Reproduce the data exactly and drop any pictures it holds.

——

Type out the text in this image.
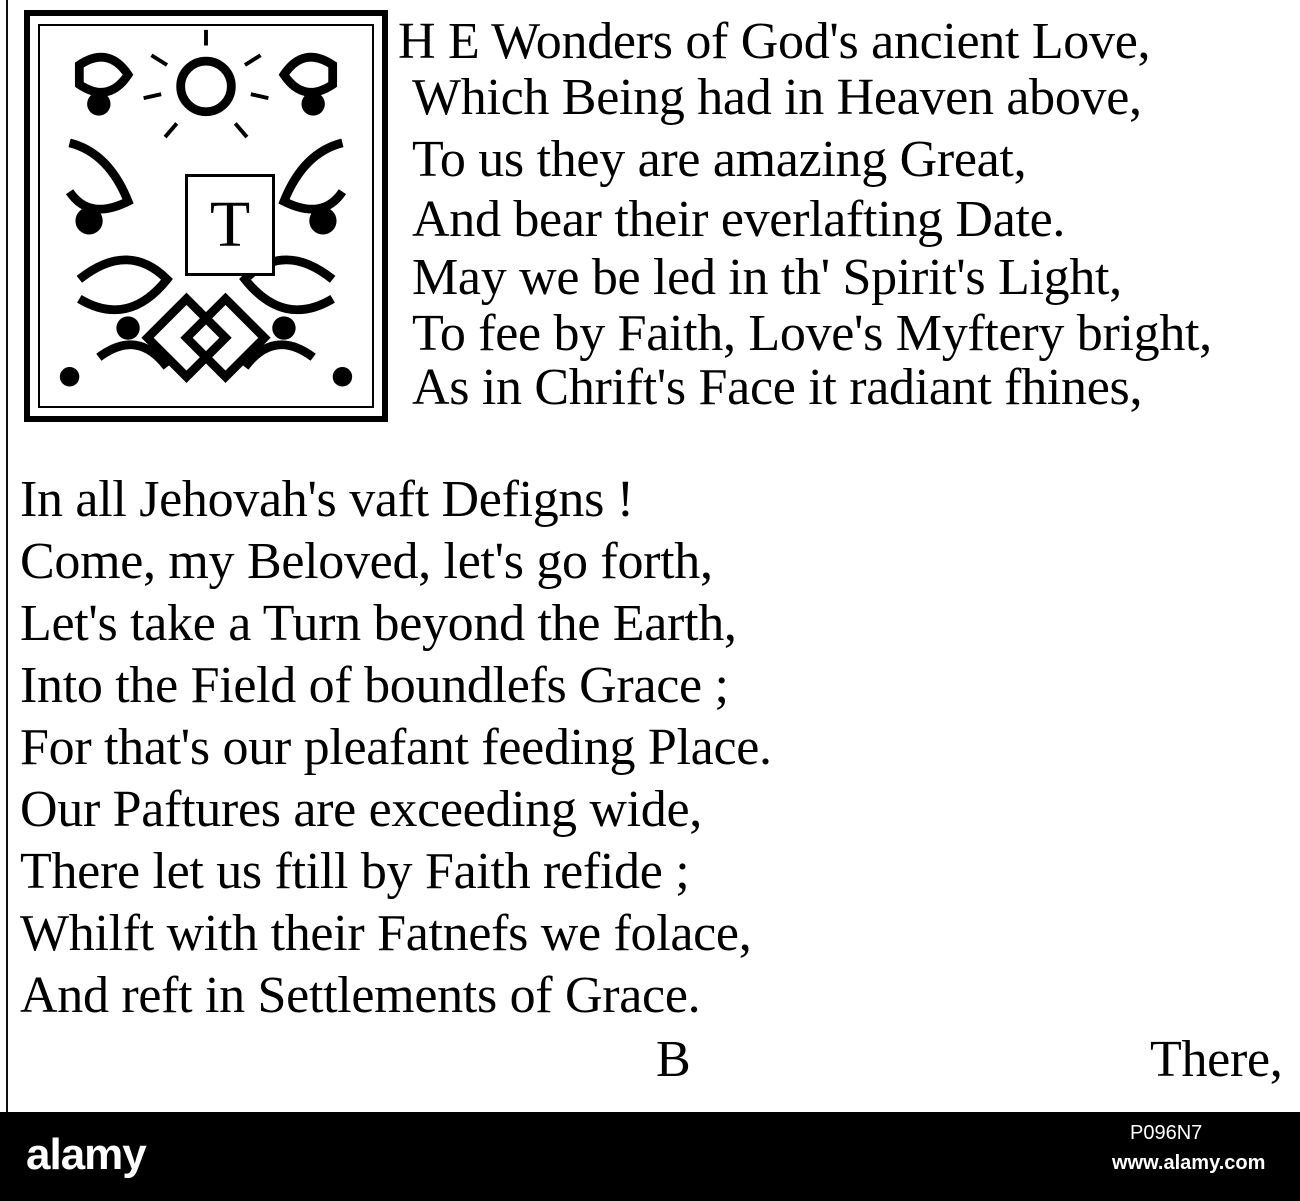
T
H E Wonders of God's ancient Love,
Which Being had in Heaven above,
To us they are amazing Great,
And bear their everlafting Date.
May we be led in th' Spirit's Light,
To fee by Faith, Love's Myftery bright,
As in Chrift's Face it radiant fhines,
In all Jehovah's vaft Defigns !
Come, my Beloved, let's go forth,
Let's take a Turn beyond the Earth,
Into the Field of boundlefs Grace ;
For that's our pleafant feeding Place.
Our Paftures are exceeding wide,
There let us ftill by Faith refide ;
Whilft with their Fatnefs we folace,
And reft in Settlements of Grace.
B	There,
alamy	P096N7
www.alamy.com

——

#### EXERCISE RESULT:
Type out the text in this image.
T
H E Wonders of God's ancient Love,
Which Being had in Heaven above,
To us they are amazing Great,
And bear their everlafting Date.
May we be led in th' Spirit's Light,
To fee by Faith, Love's Myftery bright,
As in Chrift's Face it radiant fhines,
In all Jehovah's vaft Defigns !
Come, my Beloved, let's go forth,
Let's take a Turn beyond the Earth,
Into the Field of boundlefs Grace ;
For that's our pleafant feeding Place.
Our Paftures are exceeding wide,
There let us ftill by Faith refide ;
Whilft with their Fatnefs we folace,
And reft in Settlements of Grace.
B	There,
alamy	P096N7
www.alamy.com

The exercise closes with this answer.